STATED GOAL: Answer with a single number: the count of lines that hold "JSON".

INPUT RECORDS:
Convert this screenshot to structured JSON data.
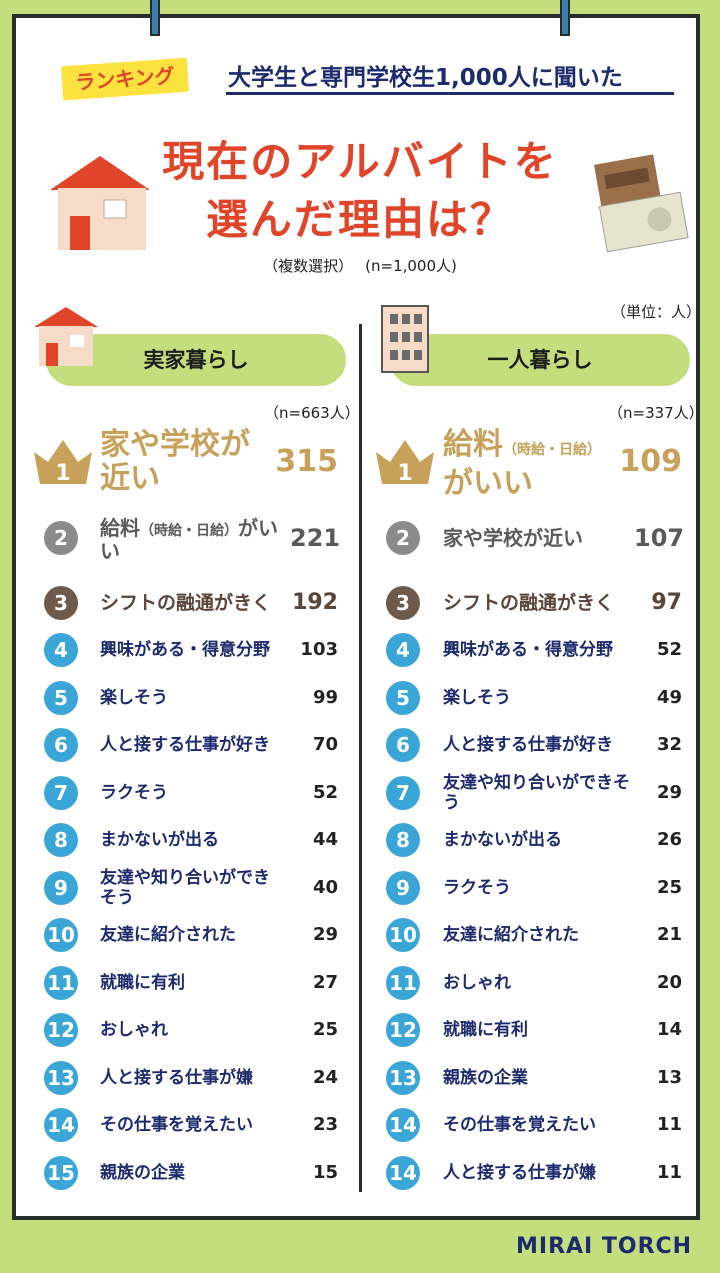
{
  "header": {
    "badge": "ランキング",
    "subtitle": "大学生と専門学校生1,000人に聞いた",
    "title_line1": "現在のアルバイトを",
    "title_line2": "選んだ理由は？",
    "note_multi": "（複数選択）",
    "note_n": "(n=1,000人)",
    "unit": "（単位：人）"
  },
  "brand": "MIRAI TORCH",
  "chart_data": [
    {
      "type": "bar",
      "title": "実家暮らし",
      "n_label": "（n=663人）",
      "categories": [
        "家や学校が近い",
        "給料（時給・日給）がいい",
        "シフトの融通がきく",
        "興味がある・得意分野",
        "楽しそう",
        "人と接する仕事が好き",
        "ラクそう",
        "まかないが出る",
        "友達や知り合いができそう",
        "友達に紹介された",
        "就職に有利",
        "おしゃれ",
        "人と接する仕事が嫌",
        "その仕事を覚えたい",
        "親族の企業"
      ],
      "ranks": [
        "1",
        "2",
        "3",
        "4",
        "5",
        "6",
        "7",
        "8",
        "9",
        "10",
        "11",
        "12",
        "13",
        "14",
        "15"
      ],
      "values": [
        315,
        221,
        192,
        103,
        99,
        70,
        52,
        44,
        40,
        29,
        27,
        25,
        24,
        23,
        15
      ]
    },
    {
      "type": "bar",
      "title": "一人暮らし",
      "n_label": "（n=337人）",
      "categories": [
        "給料（時給・日給）がいい",
        "家や学校が近い",
        "シフトの融通がきく",
        "興味がある・得意分野",
        "楽しそう",
        "人と接する仕事が好き",
        "友達や知り合いができそう",
        "まかないが出る",
        "ラクそう",
        "友達に紹介された",
        "おしゃれ",
        "就職に有利",
        "親族の企業",
        "その仕事を覚えたい",
        "人と接する仕事が嫌"
      ],
      "ranks": [
        "1",
        "2",
        "3",
        "4",
        "5",
        "6",
        "7",
        "8",
        "9",
        "10",
        "11",
        "12",
        "13",
        "14",
        "14"
      ],
      "values": [
        109,
        107,
        97,
        52,
        49,
        32,
        29,
        26,
        25,
        21,
        20,
        14,
        13,
        11,
        11
      ]
    }
  ]
}
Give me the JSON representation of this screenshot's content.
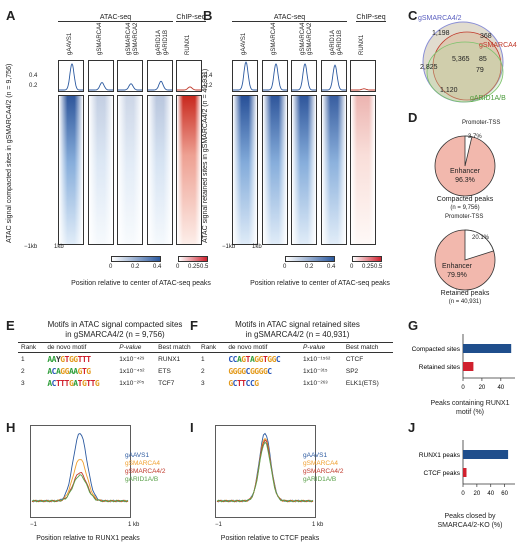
{
  "panels": {
    "A": {
      "letter": "A",
      "group_atac": "ATAC-seq",
      "group_chip": "ChIP-seq",
      "columns": [
        "gAAVS1",
        "gSMARCA4",
        "gSMARCA4\ngSMARCA2",
        "gARID1A\ngARID1B",
        "RUNX1"
      ],
      "yticks": [
        "0.4",
        "0.2"
      ],
      "row_label": "ATAC signal compacted sites in gSMARCA4/2 (n = 9,756)",
      "x_left": "−1kb",
      "x_right": "1kb",
      "cb_blue_ticks": [
        "0",
        "0.2",
        "0.4"
      ],
      "cb_red_ticks": [
        "0",
        "0.25",
        "0.5"
      ],
      "xlabel": "Position relative to center of ATAC-seq peaks",
      "profile_peaks": [
        0.42,
        0.12,
        0.1,
        0.14,
        0.05
      ]
    },
    "B": {
      "letter": "B",
      "group_atac": "ATAC-seq",
      "group_chip": "ChIP-seq",
      "columns": [
        "gAAVS1",
        "gSMARCA4",
        "gSMARCA4\ngSMARCA2",
        "gARID1A\ngARID1B",
        "RUNX1"
      ],
      "yticks": [
        "0.4",
        "0.2"
      ],
      "row_label": "ATAC signal retained sites in gSMARCA4/2 (n = 40,931)",
      "x_left": "−1kb",
      "x_right": "1kb",
      "cb_blue_ticks": [
        "0",
        "0.2",
        "0.4"
      ],
      "cb_red_ticks": [
        "0",
        "0.25",
        "0.5"
      ],
      "xlabel": "Position relative to center of ATAC-seq peaks",
      "profile_peaks": [
        0.45,
        0.42,
        0.42,
        0.4,
        0.02
      ]
    },
    "C": {
      "letter": "C",
      "label_a": "gSMARCA4/2",
      "label_b": "gSMARCA4",
      "label_c": "gARID1A/B",
      "n_1198": "1,198",
      "n_368": "368",
      "n_2825": "2,825",
      "n_5365": "5,365",
      "n_85": "85",
      "n_79": "79",
      "n_1120": "1,120",
      "colors": {
        "a": "#8a8fd6",
        "b": "#c0392b",
        "c": "#7bc36b"
      }
    },
    "D": {
      "letter": "D",
      "pie1": {
        "promoter_label": "Promoter-TSS",
        "promoter_pct": "3.7%",
        "enhancer_label": "Enhancer",
        "enhancer_pct": "96.3%",
        "caption": "Compacted peaks",
        "n": "(n = 9,756)",
        "promoter_frac": 0.037
      },
      "pie2": {
        "promoter_label": "Promoter-TSS",
        "promoter_pct": "20.1%",
        "enhancer_label": "Enhancer",
        "enhancer_pct": "79.9%",
        "caption": "Retained peaks",
        "n": "(n = 40,931)",
        "promoter_frac": 0.201
      },
      "colors": {
        "enhancer": "#f2b8ad",
        "promoter": "#ffffff"
      }
    },
    "E": {
      "letter": "E",
      "title_line1": "Motifs in ATAC signal compacted sites",
      "title_line2": "in gSMARCA4/2 (n = 9,756)",
      "headers": [
        "Rank",
        "de novo motif",
        "P-value",
        "Best match"
      ],
      "rows": [
        {
          "rank": "1",
          "motif": "AAYGTGGTTT",
          "pval": "1x10⁻⁴²⁹",
          "match": "RUNX1"
        },
        {
          "rank": "2",
          "motif": "ACAGGAAGTG",
          "pval": "1x10⁻⁴⁵²",
          "match": "ETS"
        },
        {
          "rank": "3",
          "motif": "ACTTTGATGTTG",
          "pval": "1x10⁻²⁰⁵",
          "match": "TCF7"
        }
      ]
    },
    "F": {
      "letter": "F",
      "title_line1": "Motifs in ATAC signal retained sites",
      "title_line2": "in gSMARCA4/2 (n = 40,931)",
      "headers": [
        "Rank",
        "de novo motif",
        "P-value",
        "Best match"
      ],
      "rows": [
        {
          "rank": "1",
          "motif": "CCAGTAGGTGGC",
          "pval": "1x10⁻¹⁵⁶²",
          "match": "CTCF"
        },
        {
          "rank": "2",
          "motif": "GGGGCGGGGC",
          "pval": "1x10⁻³¹⁵",
          "match": "SP2"
        },
        {
          "rank": "3",
          "motif": "GCTTCCG",
          "pval": "1x10⁻²⁶³",
          "match": "ELK1(ETS)"
        }
      ]
    },
    "G": {
      "letter": "G",
      "xlabel_line1": "Peaks containing RUNX1",
      "xlabel_line2": "motif (%)",
      "xticks": [
        "0",
        "20",
        "40"
      ]
    },
    "H": {
      "letter": "H",
      "legend": [
        "gAAVS1",
        "gSMARCA4",
        "gSMARCA4/2",
        "gARID1A/B"
      ],
      "x_left": "−1",
      "x_right": "1 kb",
      "xlabel": "Position relative to RUNX1 peaks",
      "colors": [
        "#2c5aa0",
        "#f0a030",
        "#c0392b",
        "#5aa04a"
      ]
    },
    "I": {
      "letter": "I",
      "legend": [
        "gAAVS1",
        "gSMARCA4",
        "gSMARCA4/2",
        "gARID1A/B"
      ],
      "x_left": "−1",
      "x_right": "1 kb",
      "xlabel": "Position relative to CTCF peaks",
      "colors": [
        "#2c5aa0",
        "#f0a030",
        "#c0392b",
        "#5aa04a"
      ]
    },
    "J": {
      "letter": "J",
      "xlabel_line1": "Peaks closed by",
      "xlabel_line2": "SMARCA4/2-KO (%)",
      "xticks": [
        "0",
        "20",
        "40",
        "60"
      ]
    }
  },
  "chart_data": [
    {
      "type": "bar",
      "panel": "G",
      "categories": [
        "Compacted sites",
        "Retained sites"
      ],
      "values": [
        51,
        11
      ],
      "colors": [
        "#1f4e8c",
        "#d0202e"
      ],
      "xlabel": "Peaks containing RUNX1 motif (%)",
      "xlim": [
        0,
        55
      ]
    },
    {
      "type": "bar",
      "panel": "J",
      "categories": [
        "RUNX1 peaks",
        "CTCF peaks"
      ],
      "values": [
        65,
        5
      ],
      "colors": [
        "#1f4e8c",
        "#d0202e"
      ],
      "xlabel": "Peaks closed by SMARCA4/2-KO (%)",
      "xlim": [
        0,
        75
      ]
    },
    {
      "type": "line",
      "panel": "H",
      "series": [
        {
          "name": "gAAVS1",
          "peak": 1.0
        },
        {
          "name": "gSMARCA4",
          "peak": 0.62
        },
        {
          "name": "gSMARCA4/2",
          "peak": 0.42
        },
        {
          "name": "gARID1A/B",
          "peak": 0.38
        }
      ],
      "xlabel": "Position relative to RUNX1 peaks"
    },
    {
      "type": "line",
      "panel": "I",
      "series": [
        {
          "name": "gAAVS1",
          "peak": 1.0
        },
        {
          "name": "gSMARCA4",
          "peak": 0.93
        },
        {
          "name": "gSMARCA4/2",
          "peak": 0.9
        },
        {
          "name": "gARID1A/B",
          "peak": 0.86
        }
      ],
      "xlabel": "Position relative to CTCF peaks"
    }
  ]
}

WRITTEN ANSWER: 2